_STORED DATA:_

┄┄┄┄┄┄

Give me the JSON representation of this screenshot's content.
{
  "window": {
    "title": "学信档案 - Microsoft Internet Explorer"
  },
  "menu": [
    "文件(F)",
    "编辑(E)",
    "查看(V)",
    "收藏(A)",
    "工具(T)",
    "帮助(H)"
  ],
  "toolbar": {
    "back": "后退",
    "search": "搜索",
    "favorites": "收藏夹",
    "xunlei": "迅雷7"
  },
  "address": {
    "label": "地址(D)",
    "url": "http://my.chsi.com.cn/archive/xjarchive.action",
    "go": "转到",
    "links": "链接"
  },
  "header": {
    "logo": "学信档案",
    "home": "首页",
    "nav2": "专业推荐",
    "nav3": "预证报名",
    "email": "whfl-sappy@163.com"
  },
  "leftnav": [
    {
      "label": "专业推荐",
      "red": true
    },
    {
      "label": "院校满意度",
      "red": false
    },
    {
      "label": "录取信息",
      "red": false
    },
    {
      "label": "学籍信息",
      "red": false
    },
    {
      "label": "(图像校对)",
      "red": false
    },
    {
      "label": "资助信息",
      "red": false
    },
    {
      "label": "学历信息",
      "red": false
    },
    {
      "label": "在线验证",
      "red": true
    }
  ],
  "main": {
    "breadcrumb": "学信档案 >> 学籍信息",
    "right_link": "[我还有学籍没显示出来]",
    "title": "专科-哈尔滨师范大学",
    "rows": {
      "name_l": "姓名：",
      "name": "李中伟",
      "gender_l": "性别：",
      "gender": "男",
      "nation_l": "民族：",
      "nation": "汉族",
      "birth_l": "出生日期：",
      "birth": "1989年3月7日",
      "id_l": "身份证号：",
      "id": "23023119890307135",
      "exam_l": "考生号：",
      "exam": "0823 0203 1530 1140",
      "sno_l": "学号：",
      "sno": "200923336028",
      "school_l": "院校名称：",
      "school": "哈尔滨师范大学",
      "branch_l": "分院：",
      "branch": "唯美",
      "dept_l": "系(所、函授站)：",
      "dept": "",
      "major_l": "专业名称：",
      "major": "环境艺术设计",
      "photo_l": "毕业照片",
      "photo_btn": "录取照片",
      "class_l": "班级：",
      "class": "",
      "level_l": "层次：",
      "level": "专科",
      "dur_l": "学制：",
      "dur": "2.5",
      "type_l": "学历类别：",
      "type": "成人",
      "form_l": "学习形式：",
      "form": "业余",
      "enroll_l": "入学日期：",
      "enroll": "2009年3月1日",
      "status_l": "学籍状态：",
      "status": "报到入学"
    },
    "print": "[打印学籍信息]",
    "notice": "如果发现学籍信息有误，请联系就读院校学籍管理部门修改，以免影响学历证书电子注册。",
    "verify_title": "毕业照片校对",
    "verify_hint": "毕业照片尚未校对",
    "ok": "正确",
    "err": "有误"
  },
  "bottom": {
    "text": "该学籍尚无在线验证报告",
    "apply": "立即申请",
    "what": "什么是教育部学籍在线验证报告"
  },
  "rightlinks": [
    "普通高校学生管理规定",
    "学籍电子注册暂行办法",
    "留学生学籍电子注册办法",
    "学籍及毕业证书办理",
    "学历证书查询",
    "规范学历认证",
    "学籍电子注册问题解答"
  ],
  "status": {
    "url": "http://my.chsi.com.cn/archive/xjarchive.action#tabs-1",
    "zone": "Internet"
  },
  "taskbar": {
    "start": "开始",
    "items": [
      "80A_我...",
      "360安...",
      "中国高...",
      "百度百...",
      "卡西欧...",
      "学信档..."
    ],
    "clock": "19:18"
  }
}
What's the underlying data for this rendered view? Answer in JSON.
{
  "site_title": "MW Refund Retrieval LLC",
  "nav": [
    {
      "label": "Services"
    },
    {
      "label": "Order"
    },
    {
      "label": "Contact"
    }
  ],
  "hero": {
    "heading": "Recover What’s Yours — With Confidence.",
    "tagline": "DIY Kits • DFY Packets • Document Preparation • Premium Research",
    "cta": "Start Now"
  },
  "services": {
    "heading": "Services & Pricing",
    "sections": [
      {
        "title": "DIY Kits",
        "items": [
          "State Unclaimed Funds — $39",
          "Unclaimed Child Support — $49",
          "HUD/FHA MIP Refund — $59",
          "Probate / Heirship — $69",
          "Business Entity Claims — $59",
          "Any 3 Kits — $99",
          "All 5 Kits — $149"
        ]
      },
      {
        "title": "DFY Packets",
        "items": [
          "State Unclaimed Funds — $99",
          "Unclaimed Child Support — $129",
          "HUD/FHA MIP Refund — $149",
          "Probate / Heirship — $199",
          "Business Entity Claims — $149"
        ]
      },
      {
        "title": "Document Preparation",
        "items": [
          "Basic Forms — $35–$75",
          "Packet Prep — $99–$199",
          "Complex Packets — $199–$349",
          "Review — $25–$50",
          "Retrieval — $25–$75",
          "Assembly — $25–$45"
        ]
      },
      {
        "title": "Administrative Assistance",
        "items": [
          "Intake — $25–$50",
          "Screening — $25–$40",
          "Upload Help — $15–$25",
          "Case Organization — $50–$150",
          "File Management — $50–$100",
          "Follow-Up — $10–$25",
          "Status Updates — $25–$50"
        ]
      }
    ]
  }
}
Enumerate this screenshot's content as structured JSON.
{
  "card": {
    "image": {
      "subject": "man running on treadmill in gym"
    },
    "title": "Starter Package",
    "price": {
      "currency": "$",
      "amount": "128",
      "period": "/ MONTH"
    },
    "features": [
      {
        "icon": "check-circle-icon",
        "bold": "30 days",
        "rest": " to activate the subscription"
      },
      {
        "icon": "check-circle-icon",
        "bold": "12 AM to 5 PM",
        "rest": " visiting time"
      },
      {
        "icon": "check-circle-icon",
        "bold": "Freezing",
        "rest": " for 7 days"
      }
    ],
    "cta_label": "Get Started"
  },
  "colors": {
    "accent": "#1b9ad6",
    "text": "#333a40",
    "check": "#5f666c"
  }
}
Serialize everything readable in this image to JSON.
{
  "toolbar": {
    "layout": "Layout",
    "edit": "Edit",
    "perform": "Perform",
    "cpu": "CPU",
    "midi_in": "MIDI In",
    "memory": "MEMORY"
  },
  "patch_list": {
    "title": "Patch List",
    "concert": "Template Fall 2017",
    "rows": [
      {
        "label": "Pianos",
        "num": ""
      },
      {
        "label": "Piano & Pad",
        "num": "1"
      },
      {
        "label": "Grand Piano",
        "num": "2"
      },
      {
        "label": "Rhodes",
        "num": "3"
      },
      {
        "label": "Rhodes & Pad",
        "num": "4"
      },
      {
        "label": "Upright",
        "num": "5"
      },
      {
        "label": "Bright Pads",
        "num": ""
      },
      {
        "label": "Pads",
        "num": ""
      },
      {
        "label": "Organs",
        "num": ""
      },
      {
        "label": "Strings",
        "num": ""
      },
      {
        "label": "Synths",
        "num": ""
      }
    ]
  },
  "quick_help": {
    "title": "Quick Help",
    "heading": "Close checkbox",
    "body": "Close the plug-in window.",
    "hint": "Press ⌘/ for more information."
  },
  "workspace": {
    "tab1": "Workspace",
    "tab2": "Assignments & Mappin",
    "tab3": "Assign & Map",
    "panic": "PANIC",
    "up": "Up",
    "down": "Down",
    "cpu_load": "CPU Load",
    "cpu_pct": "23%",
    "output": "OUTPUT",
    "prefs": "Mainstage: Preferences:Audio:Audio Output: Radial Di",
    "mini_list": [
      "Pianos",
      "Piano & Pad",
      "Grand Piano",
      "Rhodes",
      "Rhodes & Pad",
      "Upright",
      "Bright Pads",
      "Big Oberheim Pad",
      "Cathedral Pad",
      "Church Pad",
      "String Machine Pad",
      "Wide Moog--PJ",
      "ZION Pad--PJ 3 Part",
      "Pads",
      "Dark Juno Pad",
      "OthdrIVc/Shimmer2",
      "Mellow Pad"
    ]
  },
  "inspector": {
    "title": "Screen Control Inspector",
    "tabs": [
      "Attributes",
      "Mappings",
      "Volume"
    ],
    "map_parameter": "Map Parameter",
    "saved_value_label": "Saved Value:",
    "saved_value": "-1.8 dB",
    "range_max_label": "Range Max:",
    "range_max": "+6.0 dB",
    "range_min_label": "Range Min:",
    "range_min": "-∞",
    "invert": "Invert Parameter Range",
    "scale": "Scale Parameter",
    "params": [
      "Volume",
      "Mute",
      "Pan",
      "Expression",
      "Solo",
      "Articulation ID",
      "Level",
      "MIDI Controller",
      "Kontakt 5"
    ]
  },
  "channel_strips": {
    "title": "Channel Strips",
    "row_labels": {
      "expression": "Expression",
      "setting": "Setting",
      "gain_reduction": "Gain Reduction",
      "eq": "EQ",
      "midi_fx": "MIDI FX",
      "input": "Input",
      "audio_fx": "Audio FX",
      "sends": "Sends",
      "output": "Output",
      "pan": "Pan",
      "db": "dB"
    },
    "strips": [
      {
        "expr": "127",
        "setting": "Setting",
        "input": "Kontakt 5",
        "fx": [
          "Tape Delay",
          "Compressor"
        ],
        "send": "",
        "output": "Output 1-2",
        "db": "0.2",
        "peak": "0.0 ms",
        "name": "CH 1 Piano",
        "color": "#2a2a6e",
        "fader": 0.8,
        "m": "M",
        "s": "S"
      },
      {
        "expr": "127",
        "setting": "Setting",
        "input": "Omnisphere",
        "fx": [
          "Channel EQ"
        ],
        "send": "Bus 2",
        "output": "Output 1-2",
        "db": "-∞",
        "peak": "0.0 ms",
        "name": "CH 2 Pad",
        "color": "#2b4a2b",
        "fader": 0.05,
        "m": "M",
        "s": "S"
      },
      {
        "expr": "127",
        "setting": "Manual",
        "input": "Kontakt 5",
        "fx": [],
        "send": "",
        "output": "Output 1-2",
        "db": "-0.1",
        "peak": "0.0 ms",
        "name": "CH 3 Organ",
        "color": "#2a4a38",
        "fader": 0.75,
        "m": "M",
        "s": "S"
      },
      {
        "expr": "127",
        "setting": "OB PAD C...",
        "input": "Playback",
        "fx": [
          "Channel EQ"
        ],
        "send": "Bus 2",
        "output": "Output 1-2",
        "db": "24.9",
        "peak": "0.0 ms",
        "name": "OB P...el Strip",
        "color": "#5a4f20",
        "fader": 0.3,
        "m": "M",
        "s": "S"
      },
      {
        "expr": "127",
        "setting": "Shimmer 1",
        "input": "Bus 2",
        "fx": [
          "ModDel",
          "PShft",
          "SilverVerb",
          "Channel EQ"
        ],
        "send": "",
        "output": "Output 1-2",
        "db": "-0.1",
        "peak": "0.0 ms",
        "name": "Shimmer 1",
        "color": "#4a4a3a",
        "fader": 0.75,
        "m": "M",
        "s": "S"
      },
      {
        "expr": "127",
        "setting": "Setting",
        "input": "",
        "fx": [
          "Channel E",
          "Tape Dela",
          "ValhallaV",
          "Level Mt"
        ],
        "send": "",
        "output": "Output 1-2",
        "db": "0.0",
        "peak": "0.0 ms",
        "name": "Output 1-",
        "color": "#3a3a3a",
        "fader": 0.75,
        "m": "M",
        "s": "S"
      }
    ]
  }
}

┄┄┄┄┄┄

_WORK TO BE COMPLETED:_
Search the material above for "Document". Pull out each line where it shows up.

_ANSWER TO THIS TASK:_
    "tagline": "DIY Kits • DFY Packets • Document Preparation • Premium Research",
        "title": "Document Preparation",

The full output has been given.